"""
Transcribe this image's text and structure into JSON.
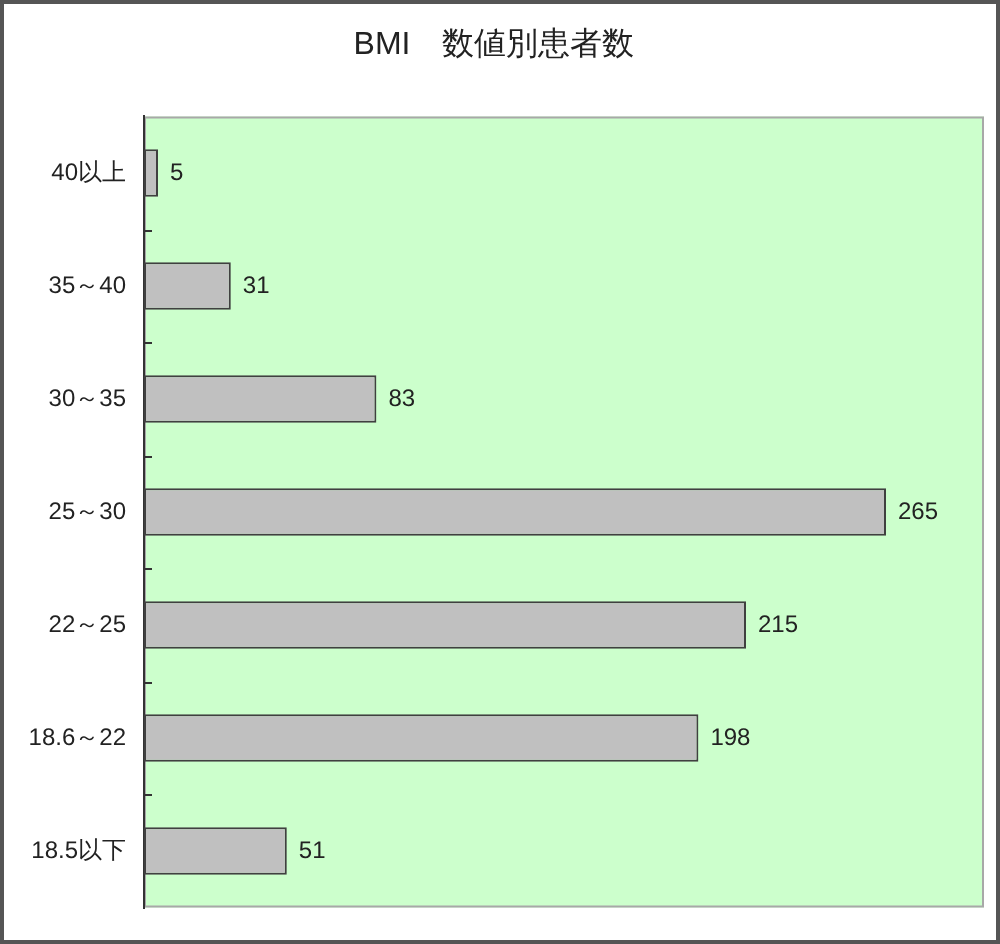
{
  "chart_data": {
    "type": "bar",
    "title": "BMI　数値別患者数",
    "orientation": "horizontal",
    "categories": [
      "40以上",
      "35～40",
      "30～35",
      "25～30",
      "22～25",
      "18.6～22",
      "18.5以下"
    ],
    "values": [
      5,
      31,
      83,
      265,
      215,
      198,
      51
    ],
    "color": "#c0c0c0",
    "xlim": [
      0,
      300
    ],
    "data_labels": true,
    "grid": false,
    "legend": false,
    "tick_labels": "y"
  }
}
"""
** Written task **
Leave the pictures out and copy the rest of the data exactly.

** Problem solution **
Transcribe this image's text and structure into JSON.
{
  "chart_data": {
    "type": "bar",
    "title": "BMI　数値別患者数",
    "orientation": "horizontal",
    "categories": [
      "40以上",
      "35～40",
      "30～35",
      "25～30",
      "22～25",
      "18.6～22",
      "18.5以下"
    ],
    "values": [
      5,
      31,
      83,
      265,
      215,
      198,
      51
    ],
    "color": "#c0c0c0",
    "xlim": [
      0,
      300
    ],
    "data_labels": true,
    "grid": false,
    "legend": false,
    "tick_labels": "y"
  }
}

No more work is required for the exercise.